— Source records —
====

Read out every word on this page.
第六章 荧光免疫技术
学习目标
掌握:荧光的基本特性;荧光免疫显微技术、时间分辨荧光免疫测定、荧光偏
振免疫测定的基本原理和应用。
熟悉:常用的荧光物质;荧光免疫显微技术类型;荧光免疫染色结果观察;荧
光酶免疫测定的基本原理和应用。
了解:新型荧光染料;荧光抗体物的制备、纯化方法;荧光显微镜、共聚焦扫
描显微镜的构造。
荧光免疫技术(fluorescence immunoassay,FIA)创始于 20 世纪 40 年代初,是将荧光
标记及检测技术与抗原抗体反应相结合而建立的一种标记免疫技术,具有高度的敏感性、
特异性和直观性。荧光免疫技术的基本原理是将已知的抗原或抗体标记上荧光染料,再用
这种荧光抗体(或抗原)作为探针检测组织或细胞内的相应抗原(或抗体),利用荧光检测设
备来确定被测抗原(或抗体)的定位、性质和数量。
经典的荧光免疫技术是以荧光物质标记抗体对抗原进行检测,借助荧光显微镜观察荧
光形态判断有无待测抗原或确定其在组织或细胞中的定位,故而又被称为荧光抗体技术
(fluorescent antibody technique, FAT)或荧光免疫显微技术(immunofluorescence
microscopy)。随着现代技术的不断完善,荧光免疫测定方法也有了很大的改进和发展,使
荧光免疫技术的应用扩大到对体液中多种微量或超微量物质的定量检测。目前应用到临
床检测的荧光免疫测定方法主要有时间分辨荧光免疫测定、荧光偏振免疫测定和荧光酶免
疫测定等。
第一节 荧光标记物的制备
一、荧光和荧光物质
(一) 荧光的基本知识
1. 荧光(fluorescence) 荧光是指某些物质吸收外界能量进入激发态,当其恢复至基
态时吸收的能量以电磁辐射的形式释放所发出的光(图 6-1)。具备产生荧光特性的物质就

====

Every entry is to be printed exactly as given.

Read out every word on this page.
第六章 荧光免疫技术
学习目标
掌握:荧光的基本特性;荧光免疫显微技术、时间分辨荧光免疫测定、荧光偏
振免疫测定的基本原理和应用。
熟悉:常用的荧光物质;荧光免疫显微技术类型;荧光免疫染色结果观察;荧
光酶免疫测定的基本原理和应用。
了解:新型荧光染料;荧光抗体物的制备、纯化方法;荧光显微镜、共聚焦扫
描显微镜的构造。
荧光免疫技术(fluorescence immunoassay,FIA)创始于 20 世纪 40 年代初,是将荧光
标记及检测技术与抗原抗体反应相结合而建立的一种标记免疫技术,具有高度的敏感性、
特异性和直观性。荧光免疫技术的基本原理是将已知的抗原或抗体标记上荧光染料,再用
这种荧光抗体(或抗原)作为探针检测组织或细胞内的相应抗原(或抗体),利用荧光检测设
备来确定被测抗原(或抗体)的定位、性质和数量。
经典的荧光免疫技术是以荧光物质标记抗体对抗原进行检测,借助荧光显微镜观察荧
光形态判断有无待测抗原或确定其在组织或细胞中的定位,故而又被称为荧光抗体技术
(fluorescent antibody technique, FAT)或荧光免疫显微技术(immunofluorescence
microscopy)。随着现代技术的不断完善,荧光免疫测定方法也有了很大的改进和发展,使
荧光免疫技术的应用扩大到对体液中多种微量或超微量物质的定量检测。目前应用到临
床检测的荧光免疫测定方法主要有时间分辨荧光免疫测定、荧光偏振免疫测定和荧光酶免
疫测定等。
第一节 荧光标记物的制备
一、荧光和荧光物质
(一) 荧光的基本知识
1. 荧光(fluorescence) 荧光是指某些物质吸收外界能量进入激发态,当其恢复至基
态时吸收的能量以电磁辐射的形式释放所发出的光(图 6-1)。具备产生荧光特性的物质就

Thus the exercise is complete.